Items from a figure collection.
'''
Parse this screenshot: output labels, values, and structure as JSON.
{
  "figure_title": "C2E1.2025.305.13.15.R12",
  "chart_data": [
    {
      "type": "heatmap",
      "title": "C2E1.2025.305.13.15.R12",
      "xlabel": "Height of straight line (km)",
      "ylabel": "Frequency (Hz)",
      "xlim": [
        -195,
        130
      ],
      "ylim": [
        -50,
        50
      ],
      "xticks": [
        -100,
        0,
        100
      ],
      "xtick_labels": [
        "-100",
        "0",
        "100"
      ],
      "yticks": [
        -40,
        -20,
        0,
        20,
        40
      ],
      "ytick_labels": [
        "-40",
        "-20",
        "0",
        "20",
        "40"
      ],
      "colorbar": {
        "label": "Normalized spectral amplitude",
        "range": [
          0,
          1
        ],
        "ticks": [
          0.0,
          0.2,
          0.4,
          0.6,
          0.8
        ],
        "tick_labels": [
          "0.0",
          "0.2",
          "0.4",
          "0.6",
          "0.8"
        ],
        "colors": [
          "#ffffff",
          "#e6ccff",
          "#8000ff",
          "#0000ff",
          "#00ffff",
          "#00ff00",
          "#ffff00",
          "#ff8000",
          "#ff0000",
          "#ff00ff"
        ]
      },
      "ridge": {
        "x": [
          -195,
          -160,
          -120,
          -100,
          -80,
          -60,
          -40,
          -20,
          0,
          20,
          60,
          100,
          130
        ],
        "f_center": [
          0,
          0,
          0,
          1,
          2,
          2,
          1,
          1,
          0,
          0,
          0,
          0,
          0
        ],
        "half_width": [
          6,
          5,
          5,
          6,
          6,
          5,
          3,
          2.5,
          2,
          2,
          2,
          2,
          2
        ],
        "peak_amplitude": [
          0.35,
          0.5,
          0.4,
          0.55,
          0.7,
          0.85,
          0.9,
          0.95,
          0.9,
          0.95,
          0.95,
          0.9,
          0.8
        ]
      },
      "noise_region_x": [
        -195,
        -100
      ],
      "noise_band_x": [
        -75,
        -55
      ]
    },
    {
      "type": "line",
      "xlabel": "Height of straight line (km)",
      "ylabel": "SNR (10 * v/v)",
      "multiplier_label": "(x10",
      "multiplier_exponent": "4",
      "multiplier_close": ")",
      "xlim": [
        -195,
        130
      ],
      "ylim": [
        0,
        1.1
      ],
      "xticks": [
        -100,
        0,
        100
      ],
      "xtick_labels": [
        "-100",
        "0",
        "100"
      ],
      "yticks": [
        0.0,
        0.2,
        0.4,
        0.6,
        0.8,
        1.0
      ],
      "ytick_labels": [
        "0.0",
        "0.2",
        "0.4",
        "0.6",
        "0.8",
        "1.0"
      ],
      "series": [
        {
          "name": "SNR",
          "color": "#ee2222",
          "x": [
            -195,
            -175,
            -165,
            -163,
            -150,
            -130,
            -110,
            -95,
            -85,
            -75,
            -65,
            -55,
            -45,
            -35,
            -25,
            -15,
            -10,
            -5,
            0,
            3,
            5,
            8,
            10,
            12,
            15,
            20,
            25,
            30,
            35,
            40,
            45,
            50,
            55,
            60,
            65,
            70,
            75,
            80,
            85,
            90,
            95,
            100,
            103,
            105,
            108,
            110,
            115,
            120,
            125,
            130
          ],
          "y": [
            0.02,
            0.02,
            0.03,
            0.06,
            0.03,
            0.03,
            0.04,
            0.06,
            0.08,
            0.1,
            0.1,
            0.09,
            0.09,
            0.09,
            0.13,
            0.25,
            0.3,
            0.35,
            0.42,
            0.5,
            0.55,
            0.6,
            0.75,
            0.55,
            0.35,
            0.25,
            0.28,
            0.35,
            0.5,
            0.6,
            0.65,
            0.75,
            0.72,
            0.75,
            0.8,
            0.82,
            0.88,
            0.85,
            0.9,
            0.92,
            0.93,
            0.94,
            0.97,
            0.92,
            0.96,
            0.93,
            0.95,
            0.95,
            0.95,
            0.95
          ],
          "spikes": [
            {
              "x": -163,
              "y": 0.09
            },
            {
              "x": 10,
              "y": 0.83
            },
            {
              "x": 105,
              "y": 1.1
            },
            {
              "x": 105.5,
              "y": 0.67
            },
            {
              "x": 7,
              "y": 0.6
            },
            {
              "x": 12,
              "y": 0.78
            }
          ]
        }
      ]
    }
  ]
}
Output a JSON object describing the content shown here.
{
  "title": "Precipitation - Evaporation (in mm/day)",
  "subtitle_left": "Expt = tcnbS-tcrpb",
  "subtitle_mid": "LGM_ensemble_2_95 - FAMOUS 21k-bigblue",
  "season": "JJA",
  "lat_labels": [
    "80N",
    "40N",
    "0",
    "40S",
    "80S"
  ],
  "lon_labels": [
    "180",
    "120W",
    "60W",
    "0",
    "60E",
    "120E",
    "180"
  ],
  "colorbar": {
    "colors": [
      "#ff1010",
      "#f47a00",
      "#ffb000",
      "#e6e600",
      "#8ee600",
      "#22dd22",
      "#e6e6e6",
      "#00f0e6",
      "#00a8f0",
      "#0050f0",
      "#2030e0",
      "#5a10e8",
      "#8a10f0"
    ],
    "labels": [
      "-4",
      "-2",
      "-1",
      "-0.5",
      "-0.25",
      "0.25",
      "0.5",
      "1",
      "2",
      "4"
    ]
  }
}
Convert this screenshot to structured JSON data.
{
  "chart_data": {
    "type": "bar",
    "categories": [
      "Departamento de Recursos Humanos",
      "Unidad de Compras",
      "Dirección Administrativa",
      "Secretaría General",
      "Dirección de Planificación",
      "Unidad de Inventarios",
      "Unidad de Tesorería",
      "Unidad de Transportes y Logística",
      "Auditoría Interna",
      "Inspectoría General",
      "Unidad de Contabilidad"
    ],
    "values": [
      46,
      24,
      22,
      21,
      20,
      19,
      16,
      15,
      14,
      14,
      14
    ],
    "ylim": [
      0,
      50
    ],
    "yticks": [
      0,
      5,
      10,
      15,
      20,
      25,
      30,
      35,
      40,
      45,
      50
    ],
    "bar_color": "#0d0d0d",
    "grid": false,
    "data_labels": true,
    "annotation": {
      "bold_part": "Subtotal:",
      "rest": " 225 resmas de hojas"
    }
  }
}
'''
Give again only the lines of the material above that run from the one with "Convert this screenshot" through the end, both included, exactly as they appear.

COMPLETE ANSWER.
Convert this screenshot to structured JSON data.
{
  "chart_data": {
    "type": "bar",
    "categories": [
      "Departamento de Recursos Humanos",
      "Unidad de Compras",
      "Dirección Administrativa",
      "Secretaría General",
      "Dirección de Planificación",
      "Unidad de Inventarios",
      "Unidad de Tesorería",
      "Unidad de Transportes y Logística",
      "Auditoría Interna",
      "Inspectoría General",
      "Unidad de Contabilidad"
    ],
    "values": [
      46,
      24,
      22,
      21,
      20,
      19,
      16,
      15,
      14,
      14,
      14
    ],
    "ylim": [
      0,
      50
    ],
    "yticks": [
      0,
      5,
      10,
      15,
      20,
      25,
      30,
      35,
      40,
      45,
      50
    ],
    "bar_color": "#0d0d0d",
    "grid": false,
    "data_labels": true,
    "annotation": {
      "bold_part": "Subtotal:",
      "rest": " 225 resmas de hojas"
    }
  }
}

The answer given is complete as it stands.